Prompt A:
Retype the passage of the fishing forum thread between "ive been studying" and "reactions ...What a Waste..", inclusive.

Source:
Obviously you dont fish it enough. The white bass are out of control. Many many times i bring 2 in at once on a rapala. I'd be more than happy to give everyone i catch to somebody if they want to eat them, but until then im still tossing them in the field when i get home.


----------



## walkerdog (May 13, 2009)

maumee_bowman said:


> i understand junk fish but thats about it. but out of a res catching hundreds of wb to use as fertillizer is different that leads to weak populations which is what most of the people in this post have complained about in the res


White bass fall in the catagory as junk fish IMO


----------



## ohiobuck (Apr 8, 2006)

The Christmas trees did help save some of the stocked fish but there pretty much gone now And the city does not want anymore put in .

posted using Outdoor Hub Campfire


----------



## Captain Kevin (Jun 24, 2006)

You just can't satisfy fishermen. In one thread people are complaining about weeds in Upper Sandusky ruining the fishing, then people in here are complaining about killing off the weed beds. I agree killing off the weed beds are a huge mistake for fishing impoundments. It robs the body of cover for the fry, food for the fry, and eliminates a source of oxygen. I don't think it has the same number of fish in it as it did when the weed beds were there, but I do think there are plenty of fish in it still. You just have to change techniques. Instead of targeting weed beds, try working the submerged road bed, and contour changes. You'll be shocked at what that does for you.


----------



## daveintoledo (Jun 16, 2009)

ive been studying the topo maps and looking at some contures and you can clearly see the road.... im still interested in trying this.. especially warm summer nights.... any luck near fish attractors, or using a subergable green fish attracting light? Thanks for any help i really was hoping to try some pan fishing there too.


----------



## Rick_Mouth_Bass (Sep 6, 2011)

lol... kinda sad to see these kinda reactions ...What a Waste..


----------



## Rick_Mouth_Bass (Sep 6, 2011)

walkerdog said:


> White bass fall in the catagory as junk fish IMO


You fall as a poor angler imo


----------



## jonnythfisherteen2 (Mar 5, 2011)

The records:
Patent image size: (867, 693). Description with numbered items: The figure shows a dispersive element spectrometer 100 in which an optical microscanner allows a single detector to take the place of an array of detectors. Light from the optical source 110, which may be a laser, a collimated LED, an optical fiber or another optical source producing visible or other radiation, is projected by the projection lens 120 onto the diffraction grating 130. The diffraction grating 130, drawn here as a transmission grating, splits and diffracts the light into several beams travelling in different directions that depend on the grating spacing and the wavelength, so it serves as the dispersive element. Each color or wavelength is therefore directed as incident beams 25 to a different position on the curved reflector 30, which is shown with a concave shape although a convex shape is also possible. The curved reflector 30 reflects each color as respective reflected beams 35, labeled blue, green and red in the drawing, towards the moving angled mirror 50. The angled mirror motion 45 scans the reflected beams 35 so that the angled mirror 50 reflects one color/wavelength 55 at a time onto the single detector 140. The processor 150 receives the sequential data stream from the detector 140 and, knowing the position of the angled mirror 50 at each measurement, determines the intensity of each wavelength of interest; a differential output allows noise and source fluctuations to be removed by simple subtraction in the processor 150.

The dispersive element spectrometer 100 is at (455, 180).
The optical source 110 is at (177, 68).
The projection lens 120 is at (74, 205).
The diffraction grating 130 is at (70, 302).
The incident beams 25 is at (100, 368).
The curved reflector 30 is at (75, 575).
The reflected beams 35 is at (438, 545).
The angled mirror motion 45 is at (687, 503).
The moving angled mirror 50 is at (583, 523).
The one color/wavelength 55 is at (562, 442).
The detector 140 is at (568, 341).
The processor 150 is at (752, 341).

Prompt B:
Repeat the records word for word, from their first line through the line holding "The curved reflector 30 is at (75, 575).", inclusive.

Full response A:
ive been studying the topo maps and looking at some contures and you can clearly see the road.... im still interested in trying this.. especially warm summer nights.... any luck near fish attractors, or using a subergable green fish attracting light? Thanks for any help i really was hoping to try some pan fishing there too.


----------



## Rick_Mouth_Bass (Sep 6, 2011)

lol... kinda sad to see these kinda reactions ...What a Waste..

Full response B:
Patent image size: (867, 693). Description with numbered items: The figure shows a dispersive element spectrometer 100 in which an optical microscanner allows a single detector to take the place of an array of detectors. Light from the optical source 110, which may be a laser, a collimated LED, an optical fiber or another optical source producing visible or other radiation, is projected by the projection lens 120 onto the diffraction grating 130. The diffraction grating 130, drawn here as a transmission grating, splits and diffracts the light into several beams travelling in different directions that depend on the grating spacing and the wavelength, so it serves as the dispersive element. Each color or wavelength is therefore directed as incident beams 25 to a different position on the curved reflector 30, which is shown with a concave shape although a convex shape is also possible. The curved reflector 30 reflects each color as respective reflected beams 35, labeled blue, green and red in the drawing, towards the moving angled mirror 50. The angled mirror motion 45 scans the reflected beams 35 so that the angled mirror 50 reflects one color/wavelength 55 at a time onto the single detector 140. The processor 150 receives the sequential data stream from the detector 140 and, knowing the position of the angled mirror 50 at each measurement, determines the intensity of each wavelength of interest; a differential output allows noise and source fluctuations to be removed by simple subtraction in the processor 150.

The dispersive element spectrometer 100 is at (455, 180).
The optical source 110 is at (177, 68).
The projection lens 120 is at (74, 205).
The diffraction grating 130 is at (70, 302).
The incident beams 25 is at (100, 368).
The curved reflector 30 is at (75, 575).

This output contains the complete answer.